* REQUEST
Set down the material below word for word, excluding the pictures.

[Excerpts from a figure dataset]
-- START --

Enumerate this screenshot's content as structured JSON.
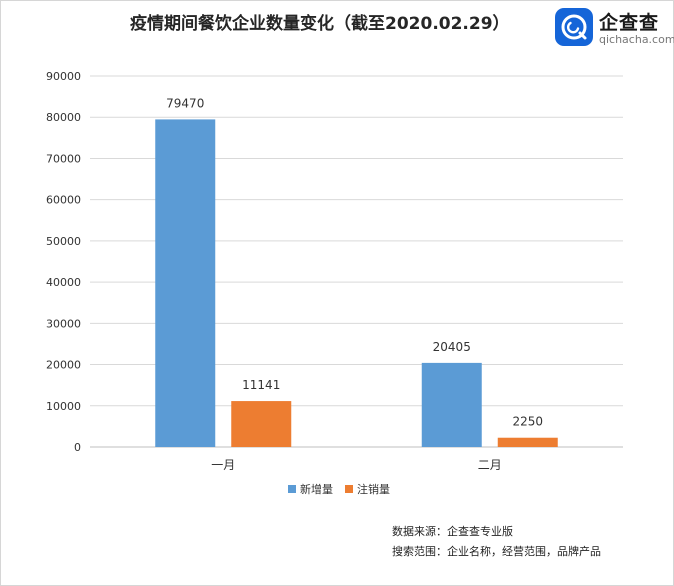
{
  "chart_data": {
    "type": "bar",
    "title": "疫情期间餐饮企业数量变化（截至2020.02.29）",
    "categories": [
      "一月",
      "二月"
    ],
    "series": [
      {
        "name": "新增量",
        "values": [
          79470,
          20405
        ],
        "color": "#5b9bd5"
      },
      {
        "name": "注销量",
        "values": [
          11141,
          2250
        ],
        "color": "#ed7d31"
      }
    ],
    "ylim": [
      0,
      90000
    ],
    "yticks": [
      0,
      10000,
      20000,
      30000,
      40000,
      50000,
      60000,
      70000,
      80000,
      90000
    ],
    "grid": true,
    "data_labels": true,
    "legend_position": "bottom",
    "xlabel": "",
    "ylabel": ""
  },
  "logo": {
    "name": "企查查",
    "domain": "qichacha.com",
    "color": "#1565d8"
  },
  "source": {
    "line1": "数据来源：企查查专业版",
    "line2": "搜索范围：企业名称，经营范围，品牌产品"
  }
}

-- END --

* RESULT FOR THIS TASK
Enumerate this screenshot's content as structured JSON.
{
  "chart_data": {
    "type": "bar",
    "title": "疫情期间餐饮企业数量变化（截至2020.02.29）",
    "categories": [
      "一月",
      "二月"
    ],
    "series": [
      {
        "name": "新增量",
        "values": [
          79470,
          20405
        ],
        "color": "#5b9bd5"
      },
      {
        "name": "注销量",
        "values": [
          11141,
          2250
        ],
        "color": "#ed7d31"
      }
    ],
    "ylim": [
      0,
      90000
    ],
    "yticks": [
      0,
      10000,
      20000,
      30000,
      40000,
      50000,
      60000,
      70000,
      80000,
      90000
    ],
    "grid": true,
    "data_labels": true,
    "legend_position": "bottom",
    "xlabel": "",
    "ylabel": ""
  },
  "logo": {
    "name": "企查查",
    "domain": "qichacha.com",
    "color": "#1565d8"
  },
  "source": {
    "line1": "数据来源：企查查专业版",
    "line2": "搜索范围：企业名称，经营范围，品牌产品"
  }
}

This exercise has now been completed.